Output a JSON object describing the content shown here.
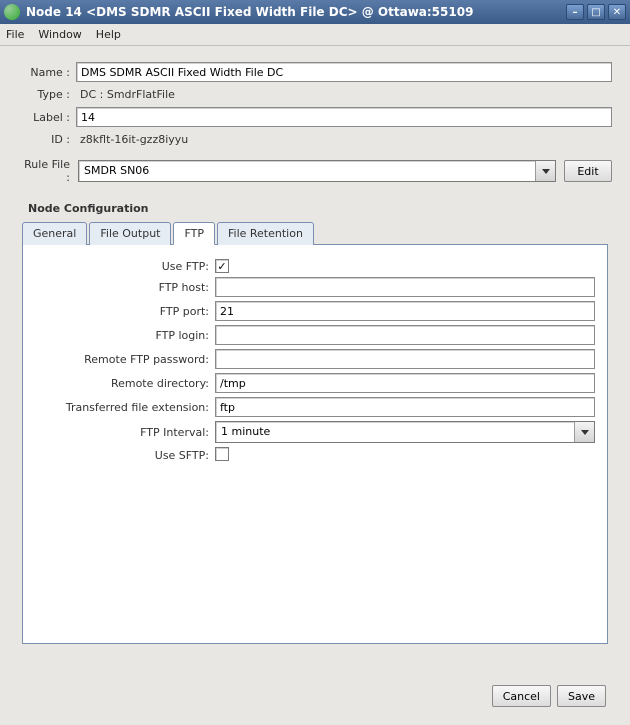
{
  "window": {
    "title": "Node 14 <DMS SDMR ASCII Fixed Width File DC> @ Ottawa:55109"
  },
  "menu": {
    "file": "File",
    "window": "Window",
    "help": "Help"
  },
  "form": {
    "name_label": "Name :",
    "name_value": "DMS SDMR ASCII Fixed Width File DC",
    "type_label": "Type :",
    "type_value": "DC : SmdrFlatFile",
    "label_label": "Label :",
    "label_value": "14",
    "id_label": "ID :",
    "id_value": "z8kflt-16it-gzz8iyyu",
    "rulefile_label": "Rule File :",
    "rulefile_value": "SMDR SN06",
    "edit_label": "Edit"
  },
  "section": {
    "title": "Node Configuration"
  },
  "tabs": {
    "general": "General",
    "fileoutput": "File Output",
    "ftp": "FTP",
    "fileretention": "File Retention"
  },
  "ftp": {
    "use_ftp_label": "Use FTP:",
    "use_ftp_checked": true,
    "host_label": "FTP host:",
    "host_value": "",
    "port_label": "FTP port:",
    "port_value": "21",
    "login_label": "FTP login:",
    "login_value": "",
    "password_label": "Remote FTP password:",
    "password_value": "",
    "remotedir_label": "Remote directory:",
    "remotedir_value": "/tmp",
    "ext_label": "Transferred file extension:",
    "ext_value": "ftp",
    "interval_label": "FTP Interval:",
    "interval_value": "1 minute",
    "use_sftp_label": "Use SFTP:",
    "use_sftp_checked": false
  },
  "footer": {
    "cancel": "Cancel",
    "save": "Save"
  }
}
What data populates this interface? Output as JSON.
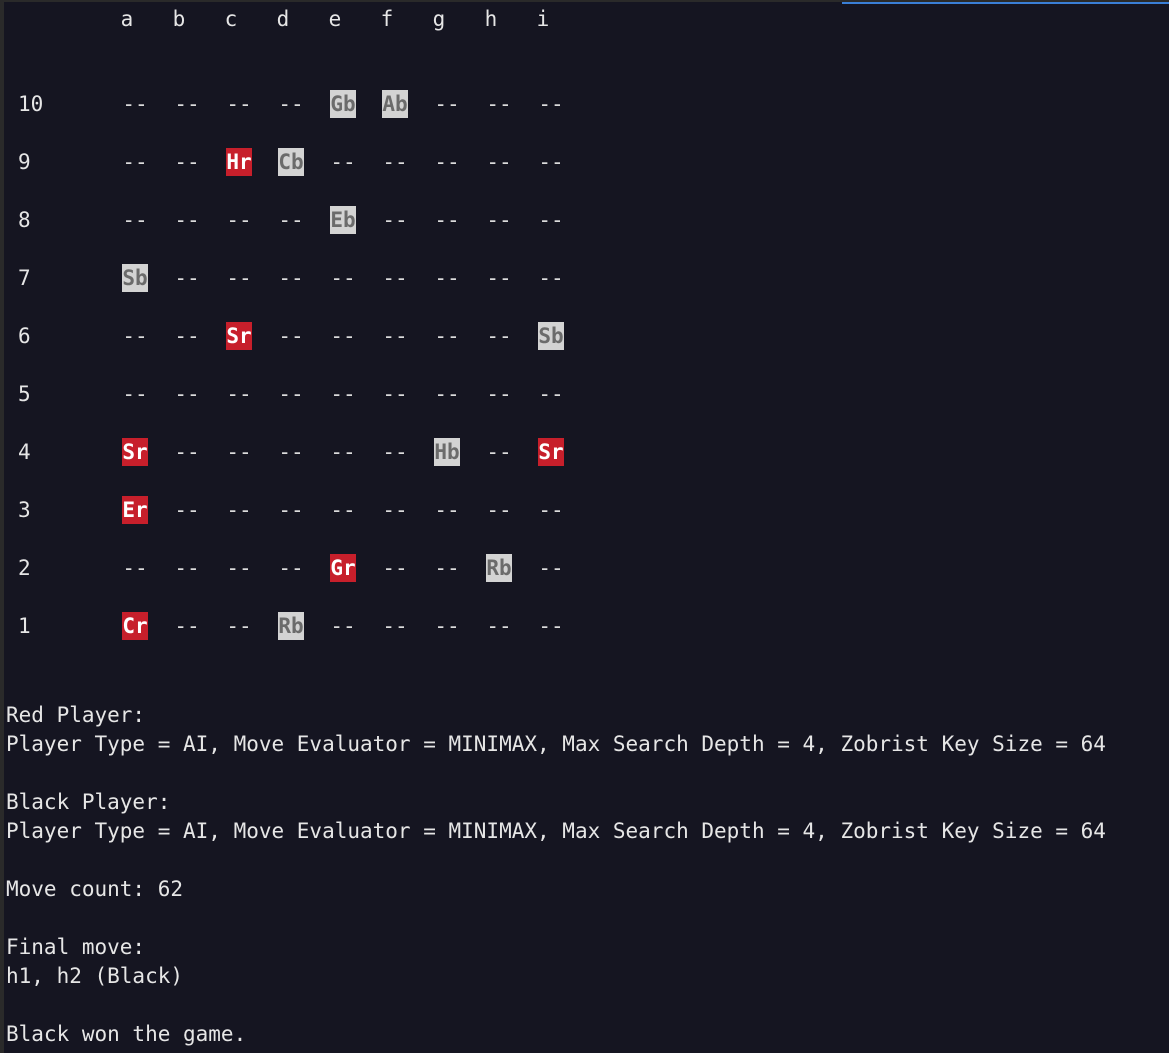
{
  "board": {
    "files": [
      "a",
      "b",
      "c",
      "d",
      "e",
      "f",
      "g",
      "h",
      "i"
    ],
    "ranks": [
      "10",
      "9",
      "8",
      "7",
      "6",
      "5",
      "4",
      "3",
      "2",
      "1"
    ],
    "empty": "--",
    "colors": {
      "red_piece_bg": "#c71f2b",
      "black_piece_bg": "#d3d3d3",
      "background": "#151521"
    },
    "rows": [
      [
        "--",
        "--",
        "--",
        "--",
        "Gb",
        "Ab",
        "--",
        "--",
        "--"
      ],
      [
        "--",
        "--",
        "Hr",
        "Cb",
        "--",
        "--",
        "--",
        "--",
        "--"
      ],
      [
        "--",
        "--",
        "--",
        "--",
        "Eb",
        "--",
        "--",
        "--",
        "--"
      ],
      [
        "Sb",
        "--",
        "--",
        "--",
        "--",
        "--",
        "--",
        "--",
        "--"
      ],
      [
        "--",
        "--",
        "Sr",
        "--",
        "--",
        "--",
        "--",
        "--",
        "Sb"
      ],
      [
        "--",
        "--",
        "--",
        "--",
        "--",
        "--",
        "--",
        "--",
        "--"
      ],
      [
        "Sr",
        "--",
        "--",
        "--",
        "--",
        "--",
        "Hb",
        "--",
        "Sr"
      ],
      [
        "Er",
        "--",
        "--",
        "--",
        "--",
        "--",
        "--",
        "--",
        "--"
      ],
      [
        "--",
        "--",
        "--",
        "--",
        "Gr",
        "--",
        "--",
        "Rb",
        "--"
      ],
      [
        "Cr",
        "--",
        "--",
        "Rb",
        "--",
        "--",
        "--",
        "--",
        "--"
      ]
    ]
  },
  "info": {
    "red_header": "Red Player:",
    "red_details": "Player Type = AI, Move Evaluator = MINIMAX, Max Search Depth = 4, Zobrist Key Size = 64",
    "black_header": "Black Player:",
    "black_details": "Player Type = AI, Move Evaluator = MINIMAX, Max Search Depth = 4, Zobrist Key Size = 64",
    "move_count": "Move count: 62",
    "final_move_header": "Final move:",
    "final_move": "h1, h2 (Black)",
    "result": "Black won the game."
  }
}
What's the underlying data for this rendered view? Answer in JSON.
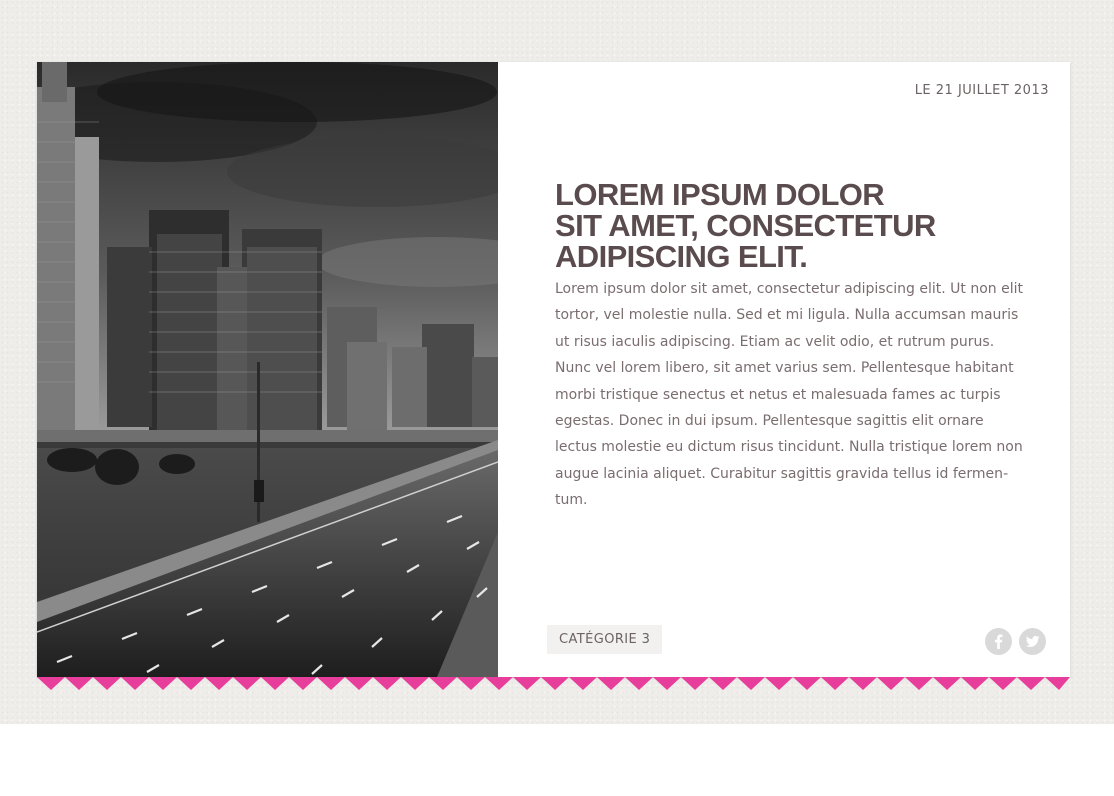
{
  "article": {
    "date": "LE 21 JUILLET 2013",
    "title_lines": [
      "LOREM IPSUM DOLOR",
      "SIT AMET, CONSECTETUR",
      "ADIPISCING ELIT."
    ],
    "body": "Lorem ipsum dolor sit amet, consectetur adipiscing elit. Ut non elit tortor, vel molestie nulla. Sed et mi ligula. Nulla accumsan mauris ut risus iaculis adipiscing. Etiam ac velit odio, et rutrum purus. Nunc vel lorem libero, sit amet varius sem. Pellentesque habitant morbi tristique senectus et netus et malesuada fames ac turpis egestas. Donec in dui ipsum. Pellentesque sagittis elit ornare lectus molestie eu dictum risus tincidunt. Nulla tristique lorem non augue lacinia aliquet. Curabitur sagittis gravida tellus id fermen­tum.",
    "category": "CATÉGORIE 3"
  },
  "photo": {
    "subject": "black-and-white city skyline with empty highway"
  },
  "social": {
    "facebook_icon": "facebook-icon",
    "twitter_icon": "twitter-icon"
  },
  "colors": {
    "background": "#eeede9",
    "card": "#ffffff",
    "title": "#5a4c4e",
    "text": "#7a6d6f",
    "accent": "#e63e9a",
    "category_bg": "#f2f1ef",
    "social_bg": "#d9d9d9"
  }
}
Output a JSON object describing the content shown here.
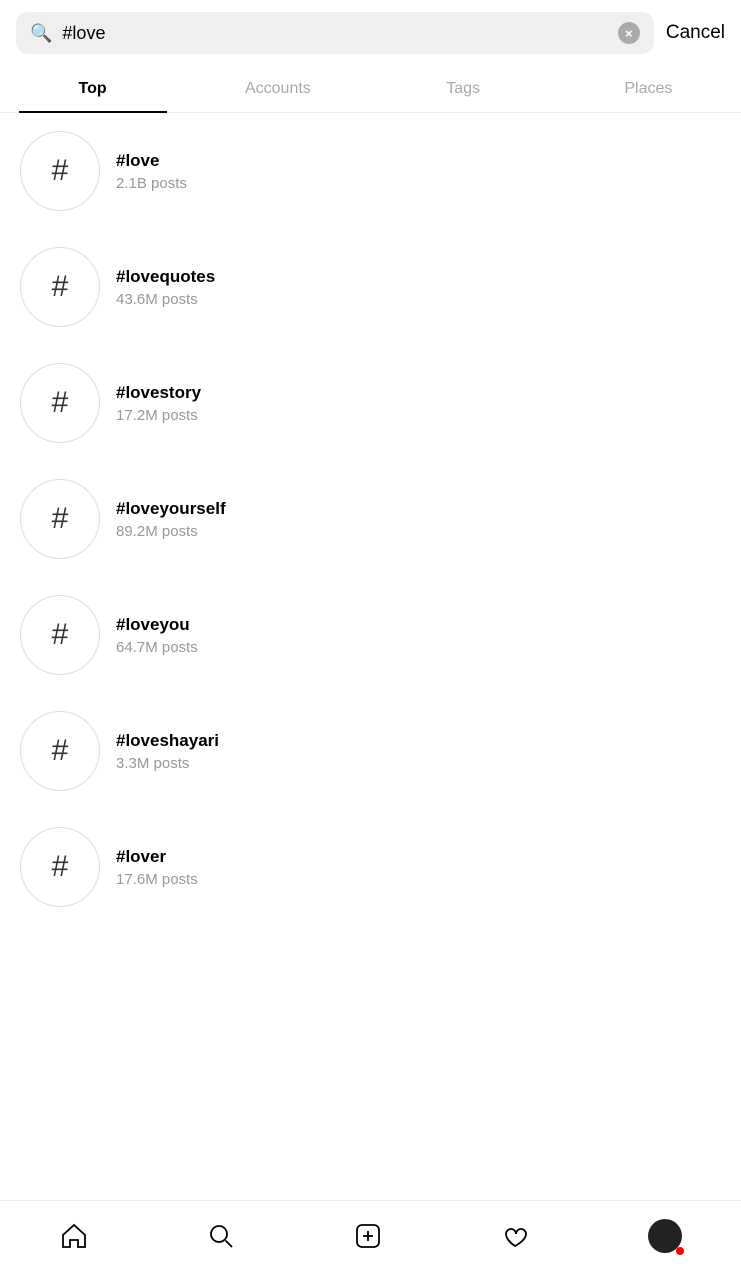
· · · · · · ·
**Task objective**
In the copy, include no pictures; restate the listing above exactly.

**Expected answer**
Output a JSON object describing the content shown here.
{
  "window": {
    "title": "Node 14 <DMS SDMR ASCII Fixed Width File DC> @ Ottawa:55109"
  },
  "menu": {
    "file": "File",
    "window": "Window",
    "help": "Help"
  },
  "form": {
    "name_label": "Name :",
    "name_value": "DMS SDMR ASCII Fixed Width File DC",
    "type_label": "Type :",
    "type_value": "DC : SmdrFlatFile",
    "label_label": "Label :",
    "label_value": "14",
    "id_label": "ID :",
    "id_value": "z8kflt-16it-gzz8iyyu",
    "rulefile_label": "Rule File :",
    "rulefile_value": "SMDR SN06",
    "edit_label": "Edit"
  },
  "section": {
    "title": "Node Configuration"
  },
  "tabs": {
    "general": "General",
    "fileoutput": "File Output",
    "ftp": "FTP",
    "fileretention": "File Retention"
  },
  "ftp": {
    "use_ftp_label": "Use FTP:",
    "use_ftp_checked": true,
    "host_label": "FTP host:",
    "host_value": "",
    "port_label": "FTP port:",
    "port_value": "21",
    "login_label": "FTP login:",
    "login_value": "",
    "password_label": "Remote FTP password:",
    "password_value": "",
    "remotedir_label": "Remote directory:",
    "remotedir_value": "/tmp",
    "ext_label": "Transferred file extension:",
    "ext_value": "ftp",
    "interval_label": "FTP Interval:",
    "interval_value": "1 minute",
    "use_sftp_label": "Use SFTP:",
    "use_sftp_checked": false
  },
  "footer": {
    "cancel": "Cancel",
    "save": "Save"
  }
}
What data populates this interface? Output as JSON.
{
  "board": {
    "files": [
      "a",
      "b",
      "c",
      "d",
      "e",
      "f",
      "g",
      "h",
      "i"
    ],
    "ranks": [
      "10",
      "9",
      "8",
      "7",
      "6",
      "5",
      "4",
      "3",
      "2",
      "1"
    ],
    "empty": "--",
    "colors": {
      "red_piece_bg": "#c71f2b",
      "black_piece_bg": "#d3d3d3",
      "background": "#151521"
    },
    "rows": [
      [
        "--",
        "--",
        "--",
        "--",
        "Gb",
        "Ab",
        "--",
        "--",
        "--"
      ],
      [
        "--",
        "--",
        "Hr",
        "Cb",
        "--",
        "--",
        "--",
        "--",
        "--"
      ],
      [
        "--",
        "--",
        "--",
        "--",
        "Eb",
        "--",
        "--",
        "--",
        "--"
      ],
      [
        "Sb",
        "--",
        "--",
        "--",
        "--",
        "--",
        "--",
        "--",
        "--"
      ],
      [
        "--",
        "--",
        "Sr",
        "--",
        "--",
        "--",
        "--",
        "--",
        "Sb"
      ],
      [
        "--",
        "--",
        "--",
        "--",
        "--",
        "--",
        "--",
        "--",
        "--"
      ],
      [
        "Sr",
        "--",
        "--",
        "--",
        "--",
        "--",
        "Hb",
        "--",
        "Sr"
      ],
      [
        "Er",
        "--",
        "--",
        "--",
        "--",
        "--",
        "--",
        "--",
        "--"
      ],
      [
        "--",
        "--",
        "--",
        "--",
        "Gr",
        "--",
        "--",
        "Rb",
        "--"
      ],
      [
        "Cr",
        "--",
        "--",
        "Rb",
        "--",
        "--",
        "--",
        "--",
        "--"
      ]
    ]
  },
  "info": {
    "red_header": "Red Player:",
    "red_details": "Player Type = AI, Move Evaluator = MINIMAX, Max Search Depth = 4, Zobrist Key Size = 64",
    "black_header": "Black Player:",
    "black_details": "Player Type = AI, Move Evaluator = MINIMAX, Max Search Depth = 4, Zobrist Key Size = 64",
    "move_count": "Move count: 62",
    "final_move_header": "Final move:",
    "final_move": "h1, h2 (Black)",
    "result": "Black won the game."
  }
}
What's the underlying data for this rendered view? Answer in JSON.
{
  "article": {
    "date": "LE 21 JUILLET 2013",
    "title_lines": [
      "LOREM IPSUM DOLOR",
      "SIT AMET, CONSECTETUR",
      "ADIPISCING ELIT."
    ],
    "body": "Lorem ipsum dolor sit amet, consectetur adipiscing elit. Ut non elit tortor, vel molestie nulla. Sed et mi ligula. Nulla accumsan mauris ut risus iaculis adipiscing. Etiam ac velit odio, et rutrum purus. Nunc vel lorem libero, sit amet varius sem. Pellentesque habitant morbi tristique senectus et netus et malesuada fames ac turpis egestas. Donec in dui ipsum. Pellentesque sagittis elit ornare lectus molestie eu dictum risus tincidunt. Nulla tristique lorem non augue lacinia aliquet. Curabitur sagittis gravida tellus id fermen­tum.",
    "category": "CATÉGORIE 3"
  },
  "photo": {
    "subject": "black-and-white city skyline with empty highway"
  },
  "social": {
    "facebook_icon": "facebook-icon",
    "twitter_icon": "twitter-icon"
  },
  "colors": {
    "background": "#eeede9",
    "card": "#ffffff",
    "title": "#5a4c4e",
    "text": "#7a6d6f",
    "accent": "#e63e9a",
    "category_bg": "#f2f1ef",
    "social_bg": "#d9d9d9"
  }
}
Output a JSON object describing the content shown here.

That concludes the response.